__What the task requires__
Send back the records in full, character for character.
§ §
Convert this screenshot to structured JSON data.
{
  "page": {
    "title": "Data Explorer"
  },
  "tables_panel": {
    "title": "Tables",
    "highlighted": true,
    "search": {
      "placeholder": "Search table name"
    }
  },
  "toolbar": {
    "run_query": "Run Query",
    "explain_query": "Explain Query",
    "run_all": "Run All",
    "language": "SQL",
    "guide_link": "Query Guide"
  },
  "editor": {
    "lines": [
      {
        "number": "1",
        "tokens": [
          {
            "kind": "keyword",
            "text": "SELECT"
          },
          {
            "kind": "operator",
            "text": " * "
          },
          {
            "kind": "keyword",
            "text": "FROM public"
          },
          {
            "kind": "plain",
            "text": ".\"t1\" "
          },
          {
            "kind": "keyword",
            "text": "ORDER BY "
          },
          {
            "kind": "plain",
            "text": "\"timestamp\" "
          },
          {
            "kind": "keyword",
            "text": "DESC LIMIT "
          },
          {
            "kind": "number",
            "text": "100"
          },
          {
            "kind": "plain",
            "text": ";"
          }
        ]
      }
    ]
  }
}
§ §
__Reply to the exercise__
Convert this screenshot to structured JSON data.
{
  "page": {
    "title": "Data Explorer"
  },
  "tables_panel": {
    "title": "Tables",
    "highlighted": true,
    "search": {
      "placeholder": "Search table name"
    }
  },
  "toolbar": {
    "run_query": "Run Query",
    "explain_query": "Explain Query",
    "run_all": "Run All",
    "language": "SQL",
    "guide_link": "Query Guide"
  },
  "editor": {
    "lines": [
      {
        "number": "1",
        "tokens": [
          {
            "kind": "keyword",
            "text": "SELECT"
          },
          {
            "kind": "operator",
            "text": " * "
          },
          {
            "kind": "keyword",
            "text": "FROM public"
          },
          {
            "kind": "plain",
            "text": ".\"t1\" "
          },
          {
            "kind": "keyword",
            "text": "ORDER BY "
          },
          {
            "kind": "plain",
            "text": "\"timestamp\" "
          },
          {
            "kind": "keyword",
            "text": "DESC LIMIT "
          },
          {
            "kind": "number",
            "text": "100"
          },
          {
            "kind": "plain",
            "text": ";"
          }
        ]
      }
    ]
  }
}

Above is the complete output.